• Records for this task:
# # # #

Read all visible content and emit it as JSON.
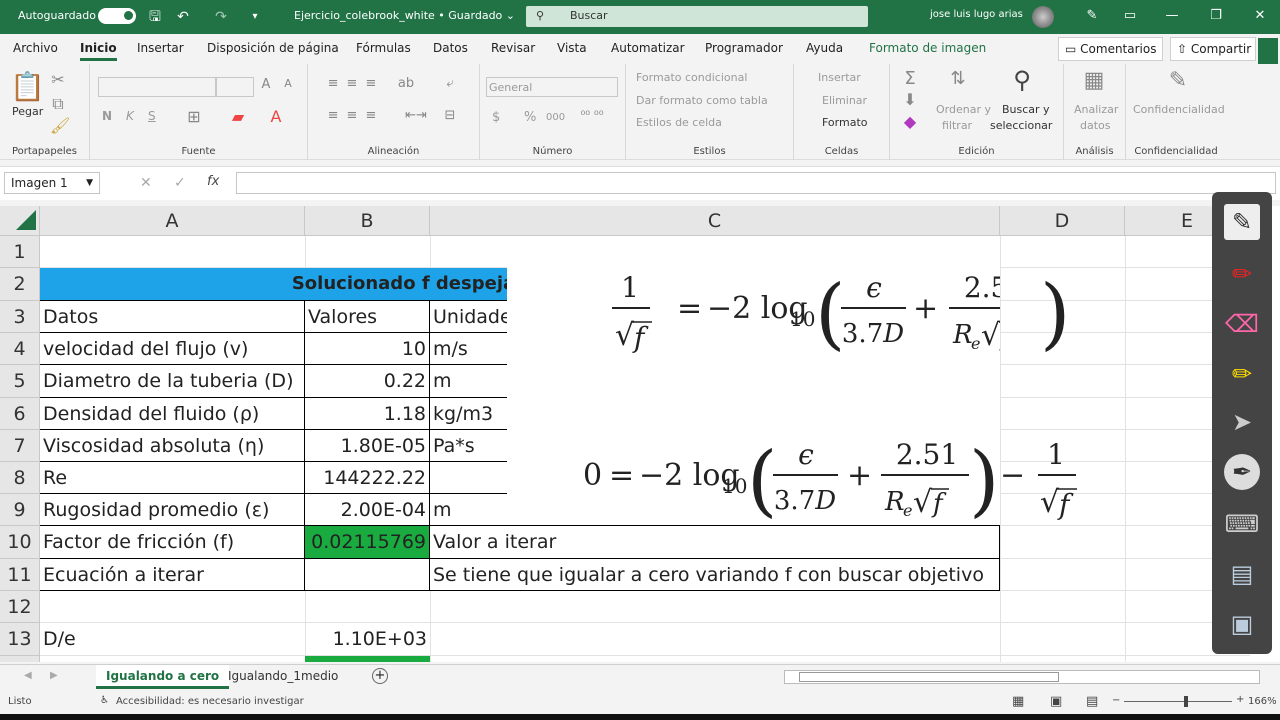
{
  "titlebar": {
    "autosave": "Autoguardado",
    "filename": "Ejercicio_colebrook_white • Guardado ⌄",
    "search_placeholder": "Buscar",
    "user": "jose luis lugo arias"
  },
  "menu": {
    "items": [
      "Archivo",
      "Inicio",
      "Insertar",
      "Disposición de página",
      "Fórmulas",
      "Datos",
      "Revisar",
      "Vista",
      "Automatizar",
      "Programador",
      "Ayuda",
      "Formato de imagen"
    ],
    "comments": "Comentarios",
    "share": "Compartir"
  },
  "ribbon": {
    "clipboard": {
      "paste": "Pegar",
      "label": "Portapapeles"
    },
    "font": {
      "bold": "N",
      "italic": "K",
      "underline": "S",
      "label": "Fuente"
    },
    "alignment": {
      "label": "Alineación"
    },
    "number": {
      "format": "General",
      "currency": "$",
      "percent": "%",
      "comma": "000",
      "label": "Número"
    },
    "styles": {
      "conditional": "Formato condicional",
      "table": "Dar formato como tabla",
      "cell": "Estilos de celda",
      "label": "Estilos"
    },
    "cells": {
      "insert": "Insertar",
      "delete": "Eliminar",
      "format": "Formato",
      "label": "Celdas"
    },
    "editing": {
      "sort1": "Ordenar y",
      "sort2": "filtrar",
      "find1": "Buscar y",
      "find2": "seleccionar",
      "label": "Edición"
    },
    "analysis": {
      "a1": "Analizar",
      "a2": "datos",
      "label": "Análisis"
    },
    "confidential": {
      "c1": "Confidencialidad",
      "label": "Confidencialidad"
    }
  },
  "formula_bar": {
    "namebox": "Imagen 1",
    "fx": "fx",
    "value": ""
  },
  "columns": [
    "A",
    "B",
    "C",
    "D",
    "E"
  ],
  "rows": [
    "1",
    "2",
    "3",
    "4",
    "5",
    "6",
    "7",
    "8",
    "9",
    "10",
    "11",
    "12",
    "13"
  ],
  "cells": {
    "title": "Solucionado f despejando e igualando a cero",
    "r3": [
      "Datos",
      "Valores",
      "Unidades"
    ],
    "r4": [
      "velocidad del flujo (v)",
      "10",
      "m/s"
    ],
    "r5": [
      "Diametro de la tuberia (D)",
      "0.22",
      "m"
    ],
    "r6": [
      "Densidad del fluido (ρ)",
      "1.18",
      "kg/m3"
    ],
    "r7": [
      "Viscosidad absoluta (η)",
      "1.80E-05",
      "Pa*s"
    ],
    "r8": [
      "Re",
      "144222.22",
      ""
    ],
    "r9": [
      "Rugosidad promedio (ε)",
      "2.00E-04",
      "m"
    ],
    "r10": [
      "Factor de fricción (f)",
      "0.02115769",
      "Valor a iterar"
    ],
    "r11": [
      "Ecuación a iterar",
      "",
      "Se tiene que igualar a cero variando f con buscar objetivo"
    ],
    "r13": [
      "D/e",
      "1.10E+03",
      ""
    ]
  },
  "sheet_tabs": [
    "Igualando a cero",
    "Igualando_1medio"
  ],
  "status": {
    "ready": "Listo",
    "accessibility": "Accesibilidad: es necesario investigar",
    "zoom": "166%"
  },
  "colors": {
    "excel_green": "#217346",
    "header_blue": "#1fa3e8",
    "cell_green": "#1aab40"
  }
}
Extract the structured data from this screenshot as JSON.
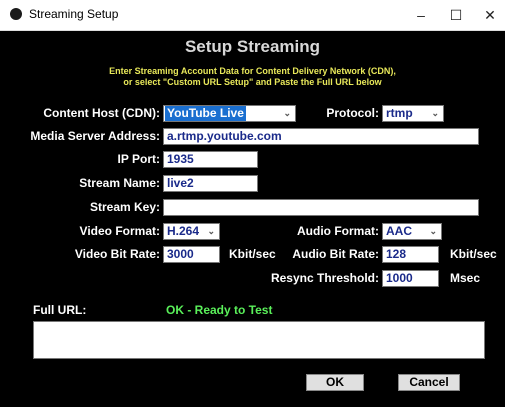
{
  "window": {
    "title": "Streaming Setup",
    "minimize": "–",
    "maximize": "☐",
    "close": "✕"
  },
  "heading": "Setup Streaming",
  "note_line1": "Enter Streaming Account Data for Content Delivery Network (CDN),",
  "note_line2": "or select \"Custom URL Setup\" and Paste the Full URL below",
  "form": {
    "content_host_label": "Content Host (CDN):",
    "content_host_value": "YouTube Live",
    "protocol_label": "Protocol:",
    "protocol_value": "rtmp",
    "media_server_label": "Media Server Address:",
    "media_server_value": "a.rtmp.youtube.com",
    "ip_port_label": "IP Port:",
    "ip_port_value": "1935",
    "stream_name_label": "Stream Name:",
    "stream_name_value": "live2",
    "stream_key_label": "Stream Key:",
    "stream_key_value": "",
    "video_format_label": "Video Format:",
    "video_format_value": "H.264",
    "audio_format_label": "Audio Format:",
    "audio_format_value": "AAC",
    "video_bitrate_label": "Video Bit Rate:",
    "video_bitrate_value": "3000",
    "video_bitrate_unit": "Kbit/sec",
    "audio_bitrate_label": "Audio Bit Rate:",
    "audio_bitrate_value": "128",
    "audio_bitrate_unit": "Kbit/sec",
    "resync_label": "Resync Threshold:",
    "resync_value": "1000",
    "resync_unit": "Msec"
  },
  "full_url_label": "Full URL:",
  "status_text": "OK - Ready to Test",
  "full_url_value": "",
  "buttons": {
    "ok": "OK",
    "cancel": "Cancel"
  },
  "icons": {
    "app": "app-icon",
    "dropdown": "chevron-down-icon"
  },
  "colors": {
    "background": "#000000",
    "label": "#ffffff",
    "note": "#e8e85a",
    "status_ok": "#5af05a",
    "field_text": "#1a2a8a",
    "selection": "#1a6fd0"
  }
}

# # # #

• Task instructions: Find the word "Estilos" in the data and show each line that holds it.

• Response to this exercise:
      "cell": "Estilos de celda",
      "label": "Estilos"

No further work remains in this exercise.